#### [Problem to solve]
From the entries that follow, pick out all lines holding "manière".

#### [Source records]
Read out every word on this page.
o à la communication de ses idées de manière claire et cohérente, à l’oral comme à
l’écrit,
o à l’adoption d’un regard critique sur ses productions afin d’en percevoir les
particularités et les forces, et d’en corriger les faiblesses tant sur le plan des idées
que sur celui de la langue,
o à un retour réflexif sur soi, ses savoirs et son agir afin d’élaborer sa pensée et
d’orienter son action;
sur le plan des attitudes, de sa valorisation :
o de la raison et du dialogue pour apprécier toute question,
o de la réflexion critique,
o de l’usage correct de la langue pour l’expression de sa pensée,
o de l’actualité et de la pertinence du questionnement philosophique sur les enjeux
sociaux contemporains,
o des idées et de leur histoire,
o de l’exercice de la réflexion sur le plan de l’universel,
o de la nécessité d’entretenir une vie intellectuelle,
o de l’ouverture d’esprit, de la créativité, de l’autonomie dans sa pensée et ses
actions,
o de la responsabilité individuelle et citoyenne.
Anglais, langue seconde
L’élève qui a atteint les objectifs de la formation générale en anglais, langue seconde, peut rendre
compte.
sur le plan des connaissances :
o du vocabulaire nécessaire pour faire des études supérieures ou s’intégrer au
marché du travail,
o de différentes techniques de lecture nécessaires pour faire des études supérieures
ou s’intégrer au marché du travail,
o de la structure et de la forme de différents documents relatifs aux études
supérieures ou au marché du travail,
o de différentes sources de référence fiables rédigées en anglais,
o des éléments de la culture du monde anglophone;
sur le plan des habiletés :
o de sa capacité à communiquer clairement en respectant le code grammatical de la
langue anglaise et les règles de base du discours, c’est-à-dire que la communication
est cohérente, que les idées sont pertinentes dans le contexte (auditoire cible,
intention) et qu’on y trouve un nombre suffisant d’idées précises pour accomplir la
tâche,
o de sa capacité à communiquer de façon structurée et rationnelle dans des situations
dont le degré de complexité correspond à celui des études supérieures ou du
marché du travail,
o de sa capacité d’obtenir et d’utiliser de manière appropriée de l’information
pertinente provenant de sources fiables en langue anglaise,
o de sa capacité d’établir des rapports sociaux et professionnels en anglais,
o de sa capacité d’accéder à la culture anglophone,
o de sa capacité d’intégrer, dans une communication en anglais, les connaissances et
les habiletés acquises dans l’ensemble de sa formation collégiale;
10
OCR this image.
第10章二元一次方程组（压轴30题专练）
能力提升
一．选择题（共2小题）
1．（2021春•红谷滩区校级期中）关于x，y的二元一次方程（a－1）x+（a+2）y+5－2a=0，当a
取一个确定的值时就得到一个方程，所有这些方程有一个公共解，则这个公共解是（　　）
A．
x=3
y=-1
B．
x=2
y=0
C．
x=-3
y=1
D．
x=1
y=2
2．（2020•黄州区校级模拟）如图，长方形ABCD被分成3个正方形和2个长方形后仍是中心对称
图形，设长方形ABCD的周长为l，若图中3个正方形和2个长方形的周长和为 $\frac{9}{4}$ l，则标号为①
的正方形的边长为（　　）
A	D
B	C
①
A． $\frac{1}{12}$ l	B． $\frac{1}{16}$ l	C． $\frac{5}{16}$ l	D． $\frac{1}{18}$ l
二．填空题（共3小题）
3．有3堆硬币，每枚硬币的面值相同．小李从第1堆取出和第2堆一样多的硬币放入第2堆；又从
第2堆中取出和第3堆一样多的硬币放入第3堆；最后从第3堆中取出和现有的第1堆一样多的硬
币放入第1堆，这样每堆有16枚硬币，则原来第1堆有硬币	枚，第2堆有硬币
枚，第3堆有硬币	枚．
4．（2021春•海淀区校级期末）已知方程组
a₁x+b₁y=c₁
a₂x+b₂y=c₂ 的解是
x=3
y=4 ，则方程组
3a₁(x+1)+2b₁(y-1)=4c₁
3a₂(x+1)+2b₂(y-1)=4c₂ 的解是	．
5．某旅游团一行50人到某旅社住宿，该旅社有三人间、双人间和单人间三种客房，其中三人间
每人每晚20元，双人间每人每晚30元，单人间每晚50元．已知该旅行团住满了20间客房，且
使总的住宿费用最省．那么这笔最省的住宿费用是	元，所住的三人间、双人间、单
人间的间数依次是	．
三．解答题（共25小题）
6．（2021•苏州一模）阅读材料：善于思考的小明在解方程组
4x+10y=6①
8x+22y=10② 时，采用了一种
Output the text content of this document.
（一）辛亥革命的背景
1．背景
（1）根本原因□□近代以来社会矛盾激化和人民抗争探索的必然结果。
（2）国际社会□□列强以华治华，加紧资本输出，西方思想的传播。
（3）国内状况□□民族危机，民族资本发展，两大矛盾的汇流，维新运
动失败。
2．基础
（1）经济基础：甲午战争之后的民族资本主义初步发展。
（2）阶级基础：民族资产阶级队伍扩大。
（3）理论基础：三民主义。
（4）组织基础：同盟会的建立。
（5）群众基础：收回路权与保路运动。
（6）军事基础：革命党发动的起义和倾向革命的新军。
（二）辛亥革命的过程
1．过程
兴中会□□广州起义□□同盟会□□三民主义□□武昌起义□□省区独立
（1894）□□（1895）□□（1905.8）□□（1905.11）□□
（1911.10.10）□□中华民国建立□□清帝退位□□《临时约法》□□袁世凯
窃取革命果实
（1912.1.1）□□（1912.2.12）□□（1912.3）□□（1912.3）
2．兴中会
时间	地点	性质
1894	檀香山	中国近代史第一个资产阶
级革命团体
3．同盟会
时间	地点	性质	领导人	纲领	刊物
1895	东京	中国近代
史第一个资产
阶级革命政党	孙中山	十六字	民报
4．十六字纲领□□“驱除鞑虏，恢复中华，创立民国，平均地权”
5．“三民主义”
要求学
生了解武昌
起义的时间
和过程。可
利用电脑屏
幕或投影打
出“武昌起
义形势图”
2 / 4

#### [Completed task]
o à la communication de ses idées de manière claire et cohérente, à l’oral comme à
o de sa capacité d’obtenir et d’utiliser de manière appropriée de l’information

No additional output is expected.